• Stored data:
## start
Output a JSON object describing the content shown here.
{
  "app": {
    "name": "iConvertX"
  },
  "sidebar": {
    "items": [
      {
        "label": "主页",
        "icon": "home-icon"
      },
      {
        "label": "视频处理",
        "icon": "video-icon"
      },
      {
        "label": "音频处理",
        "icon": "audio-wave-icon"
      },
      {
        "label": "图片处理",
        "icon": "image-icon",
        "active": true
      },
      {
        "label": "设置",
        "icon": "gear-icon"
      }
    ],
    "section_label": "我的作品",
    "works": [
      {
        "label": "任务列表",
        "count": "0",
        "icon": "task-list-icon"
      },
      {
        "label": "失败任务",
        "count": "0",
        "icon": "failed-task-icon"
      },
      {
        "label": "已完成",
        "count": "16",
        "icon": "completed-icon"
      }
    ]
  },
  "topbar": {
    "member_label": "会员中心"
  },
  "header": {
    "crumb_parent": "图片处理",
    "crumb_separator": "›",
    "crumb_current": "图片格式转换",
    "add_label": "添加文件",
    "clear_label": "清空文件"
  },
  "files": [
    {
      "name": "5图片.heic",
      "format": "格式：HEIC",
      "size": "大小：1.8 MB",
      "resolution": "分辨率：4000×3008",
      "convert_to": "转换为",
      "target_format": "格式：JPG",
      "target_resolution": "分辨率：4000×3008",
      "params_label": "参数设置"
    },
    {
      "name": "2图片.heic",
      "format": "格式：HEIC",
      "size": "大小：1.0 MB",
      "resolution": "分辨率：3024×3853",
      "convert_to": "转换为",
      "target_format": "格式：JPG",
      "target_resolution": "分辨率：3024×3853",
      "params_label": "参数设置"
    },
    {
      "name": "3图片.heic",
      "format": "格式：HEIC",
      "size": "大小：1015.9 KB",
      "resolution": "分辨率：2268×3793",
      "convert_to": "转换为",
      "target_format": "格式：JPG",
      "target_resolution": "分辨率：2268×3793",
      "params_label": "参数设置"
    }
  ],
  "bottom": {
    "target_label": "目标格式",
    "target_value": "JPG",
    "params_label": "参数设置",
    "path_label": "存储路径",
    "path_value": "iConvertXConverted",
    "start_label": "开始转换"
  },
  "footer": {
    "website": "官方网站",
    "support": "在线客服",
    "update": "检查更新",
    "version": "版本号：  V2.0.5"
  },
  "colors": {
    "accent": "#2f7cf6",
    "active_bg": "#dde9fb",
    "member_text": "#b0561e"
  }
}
## end
• Work instructions:
Nothing may be left out: return each entry exactly as it reads.

• Task solution:
Output a JSON object describing the content shown here.
{
  "app": {
    "name": "iConvertX"
  },
  "sidebar": {
    "items": [
      {
        "label": "主页",
        "icon": "home-icon"
      },
      {
        "label": "视频处理",
        "icon": "video-icon"
      },
      {
        "label": "音频处理",
        "icon": "audio-wave-icon"
      },
      {
        "label": "图片处理",
        "icon": "image-icon",
        "active": true
      },
      {
        "label": "设置",
        "icon": "gear-icon"
      }
    ],
    "section_label": "我的作品",
    "works": [
      {
        "label": "任务列表",
        "count": "0",
        "icon": "task-list-icon"
      },
      {
        "label": "失败任务",
        "count": "0",
        "icon": "failed-task-icon"
      },
      {
        "label": "已完成",
        "count": "16",
        "icon": "completed-icon"
      }
    ]
  },
  "topbar": {
    "member_label": "会员中心"
  },
  "header": {
    "crumb_parent": "图片处理",
    "crumb_separator": "›",
    "crumb_current": "图片格式转换",
    "add_label": "添加文件",
    "clear_label": "清空文件"
  },
  "files": [
    {
      "name": "5图片.heic",
      "format": "格式：HEIC",
      "size": "大小：1.8 MB",
      "resolution": "分辨率：4000×3008",
      "convert_to": "转换为",
      "target_format": "格式：JPG",
      "target_resolution": "分辨率：4000×3008",
      "params_label": "参数设置"
    },
    {
      "name": "2图片.heic",
      "format": "格式：HEIC",
      "size": "大小：1.0 MB",
      "resolution": "分辨率：3024×3853",
      "convert_to": "转换为",
      "target_format": "格式：JPG",
      "target_resolution": "分辨率：3024×3853",
      "params_label": "参数设置"
    },
    {
      "name": "3图片.heic",
      "format": "格式：HEIC",
      "size": "大小：1015.9 KB",
      "resolution": "分辨率：2268×3793",
      "convert_to": "转换为",
      "target_format": "格式：JPG",
      "target_resolution": "分辨率：2268×3793",
      "params_label": "参数设置"
    }
  ],
  "bottom": {
    "target_label": "目标格式",
    "target_value": "JPG",
    "params_label": "参数设置",
    "path_label": "存储路径",
    "path_value": "iConvertXConverted",
    "start_label": "开始转换"
  },
  "footer": {
    "website": "官方网站",
    "support": "在线客服",
    "update": "检查更新",
    "version": "版本号：  V2.0.5"
  },
  "colors": {
    "accent": "#2f7cf6",
    "active_bg": "#dde9fb",
    "member_text": "#b0561e"
  }
}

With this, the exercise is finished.